Records:
::::::
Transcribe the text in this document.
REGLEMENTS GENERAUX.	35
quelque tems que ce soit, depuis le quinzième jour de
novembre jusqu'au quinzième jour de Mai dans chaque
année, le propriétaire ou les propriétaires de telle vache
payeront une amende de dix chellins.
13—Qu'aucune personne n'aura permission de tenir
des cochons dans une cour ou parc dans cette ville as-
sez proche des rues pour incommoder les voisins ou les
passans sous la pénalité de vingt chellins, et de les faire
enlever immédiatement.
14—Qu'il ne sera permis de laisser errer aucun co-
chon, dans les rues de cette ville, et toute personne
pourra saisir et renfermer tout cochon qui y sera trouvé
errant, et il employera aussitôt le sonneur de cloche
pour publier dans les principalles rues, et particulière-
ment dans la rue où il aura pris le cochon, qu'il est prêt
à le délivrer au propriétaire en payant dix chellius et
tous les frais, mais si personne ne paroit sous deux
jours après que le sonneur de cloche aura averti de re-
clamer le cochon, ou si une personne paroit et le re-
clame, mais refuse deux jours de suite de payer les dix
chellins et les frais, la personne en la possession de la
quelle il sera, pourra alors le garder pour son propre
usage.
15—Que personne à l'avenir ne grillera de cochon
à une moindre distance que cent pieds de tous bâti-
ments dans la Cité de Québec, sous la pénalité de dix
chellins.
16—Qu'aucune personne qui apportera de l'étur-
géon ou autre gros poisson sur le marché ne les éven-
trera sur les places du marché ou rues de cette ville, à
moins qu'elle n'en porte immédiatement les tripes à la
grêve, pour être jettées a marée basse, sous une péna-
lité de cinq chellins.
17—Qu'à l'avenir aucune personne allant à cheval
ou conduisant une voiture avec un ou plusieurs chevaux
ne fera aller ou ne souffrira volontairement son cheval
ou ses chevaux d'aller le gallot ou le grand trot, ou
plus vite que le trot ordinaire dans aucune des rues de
::::::
Instructions to follow >>
From the records above, extract each line exactly as shown.

Full answer >>
Transcribe the text in this document.
REGLEMENTS GENERAUX.	35
quelque tems que ce soit, depuis le quinzième jour de
novembre jusqu'au quinzième jour de Mai dans chaque
année, le propriétaire ou les propriétaires de telle vache
payeront une amende de dix chellins.
13—Qu'aucune personne n'aura permission de tenir
des cochons dans une cour ou parc dans cette ville as-
sez proche des rues pour incommoder les voisins ou les
passans sous la pénalité de vingt chellins, et de les faire
enlever immédiatement.
14—Qu'il ne sera permis de laisser errer aucun co-
chon, dans les rues de cette ville, et toute personne
pourra saisir et renfermer tout cochon qui y sera trouvé
errant, et il employera aussitôt le sonneur de cloche
pour publier dans les principalles rues, et particulière-
ment dans la rue où il aura pris le cochon, qu'il est prêt
à le délivrer au propriétaire en payant dix chellius et
tous les frais, mais si personne ne paroit sous deux
jours après que le sonneur de cloche aura averti de re-
clamer le cochon, ou si une personne paroit et le re-
clame, mais refuse deux jours de suite de payer les dix
chellins et les frais, la personne en la possession de la
quelle il sera, pourra alors le garder pour son propre
usage.
15—Que personne à l'avenir ne grillera de cochon
à une moindre distance que cent pieds de tous bâti-
ments dans la Cité de Québec, sous la pénalité de dix
chellins.
16—Qu'aucune personne qui apportera de l'étur-
géon ou autre gros poisson sur le marché ne les éven-
trera sur les places du marché ou rues de cette ville, à
moins qu'elle n'en porte immédiatement les tripes à la
grêve, pour être jettées a marée basse, sous une péna-
lité de cinq chellins.
17—Qu'à l'avenir aucune personne allant à cheval
ou conduisant une voiture avec un ou plusieurs chevaux
ne fera aller ou ne souffrira volontairement son cheval
ou ses chevaux d'aller le gallot ou le grand trot, ou
plus vite que le trot ordinaire dans aucune des rues de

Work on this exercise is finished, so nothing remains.